■ **DATASET**:
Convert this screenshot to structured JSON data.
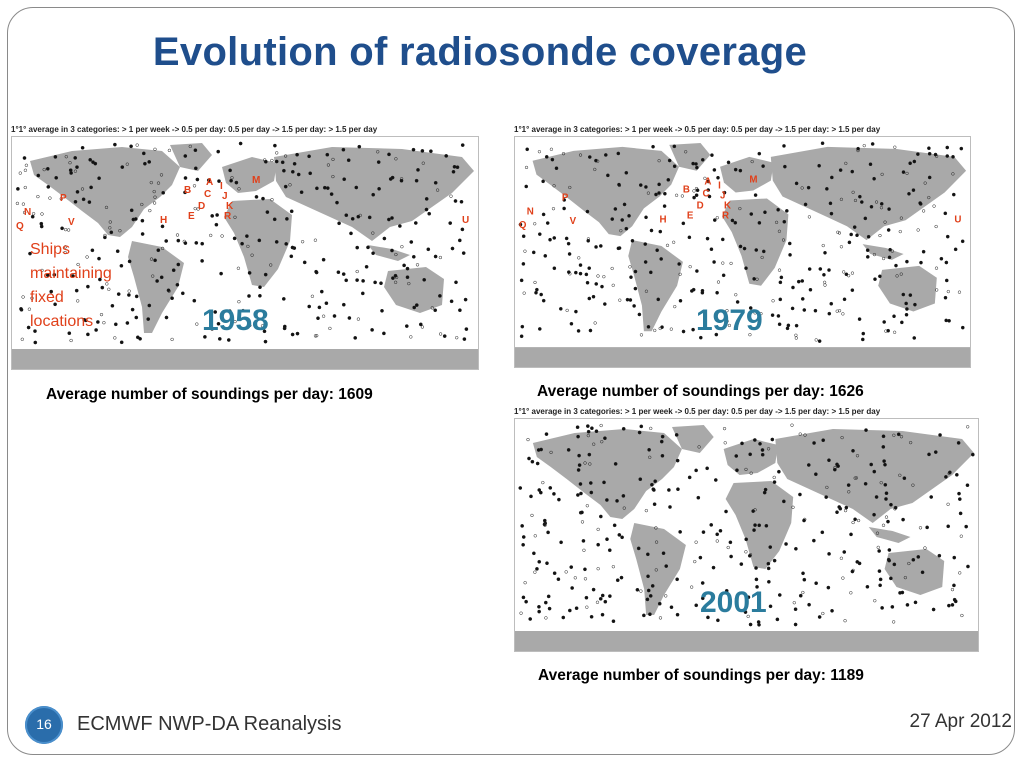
{
  "slide": {
    "title": "Evolution of radiosonde coverage",
    "slide_number": "16",
    "footer_left": "ECMWF NWP-DA Reanalysis",
    "footer_right": "27 Apr 2012"
  },
  "maps": [
    {
      "id": "map-1958",
      "header": "1°1° average in 3 categories: > 1 per week -> 0.5 per day:  0.5 per day -> 1.5 per day:  > 1.5 per day",
      "year": "1958",
      "caption": "Average number of soundings per day: 1609",
      "ship_markers": [
        "B",
        "A",
        "C",
        "D",
        "E",
        "H",
        "I",
        "J",
        "K",
        "M",
        "P",
        "N",
        "V",
        "Q",
        "U",
        "R"
      ]
    },
    {
      "id": "map-1979",
      "header": "1°1° average in 3 categories: > 1 per week -> 0.5 per day:  0.5 per day -> 1.5 per day:  > 1.5 per day",
      "year": "1979",
      "caption": "Average number of soundings per day: 1626",
      "ship_markers": [
        "B",
        "A",
        "C",
        "D",
        "E",
        "H",
        "I",
        "J",
        "K",
        "M",
        "P",
        "N",
        "V",
        "Q",
        "U",
        "R"
      ]
    },
    {
      "id": "map-2001",
      "header": "1°1° average in 3 categories: > 1 per week -> 0.5 per day:  0.5 per day -> 1.5 per day:  > 1.5 per day",
      "year": "2001",
      "caption": "Average number of soundings per day: 1189",
      "ship_markers": []
    }
  ],
  "annotation": {
    "ships_line1": "Ships",
    "ships_line2": "maintaining",
    "ships_line3": "fixed",
    "ships_line4": "locations"
  },
  "colors": {
    "title": "#1f4e8c",
    "year": "#2b7c9d",
    "ship_marker": "#e0401a",
    "land": "#a9a9a9",
    "slide_badge": "#2a6dab"
  }
}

■ **EXERCISE DETAILS**:
Transcribe each entry precisely as given, leaving the pictures out.

■ **TASK RESPONSE**:
Convert this screenshot to structured JSON data.
{
  "slide": {
    "title": "Evolution of radiosonde coverage",
    "slide_number": "16",
    "footer_left": "ECMWF NWP-DA Reanalysis",
    "footer_right": "27 Apr 2012"
  },
  "maps": [
    {
      "id": "map-1958",
      "header": "1°1° average in 3 categories: > 1 per week -> 0.5 per day:  0.5 per day -> 1.5 per day:  > 1.5 per day",
      "year": "1958",
      "caption": "Average number of soundings per day: 1609",
      "ship_markers": [
        "B",
        "A",
        "C",
        "D",
        "E",
        "H",
        "I",
        "J",
        "K",
        "M",
        "P",
        "N",
        "V",
        "Q",
        "U",
        "R"
      ]
    },
    {
      "id": "map-1979",
      "header": "1°1° average in 3 categories: > 1 per week -> 0.5 per day:  0.5 per day -> 1.5 per day:  > 1.5 per day",
      "year": "1979",
      "caption": "Average number of soundings per day: 1626",
      "ship_markers": [
        "B",
        "A",
        "C",
        "D",
        "E",
        "H",
        "I",
        "J",
        "K",
        "M",
        "P",
        "N",
        "V",
        "Q",
        "U",
        "R"
      ]
    },
    {
      "id": "map-2001",
      "header": "1°1° average in 3 categories: > 1 per week -> 0.5 per day:  0.5 per day -> 1.5 per day:  > 1.5 per day",
      "year": "2001",
      "caption": "Average number of soundings per day: 1189",
      "ship_markers": []
    }
  ],
  "annotation": {
    "ships_line1": "Ships",
    "ships_line2": "maintaining",
    "ships_line3": "fixed",
    "ships_line4": "locations"
  },
  "colors": {
    "title": "#1f4e8c",
    "year": "#2b7c9d",
    "ship_marker": "#e0401a",
    "land": "#a9a9a9",
    "slide_badge": "#2a6dab"
  }
}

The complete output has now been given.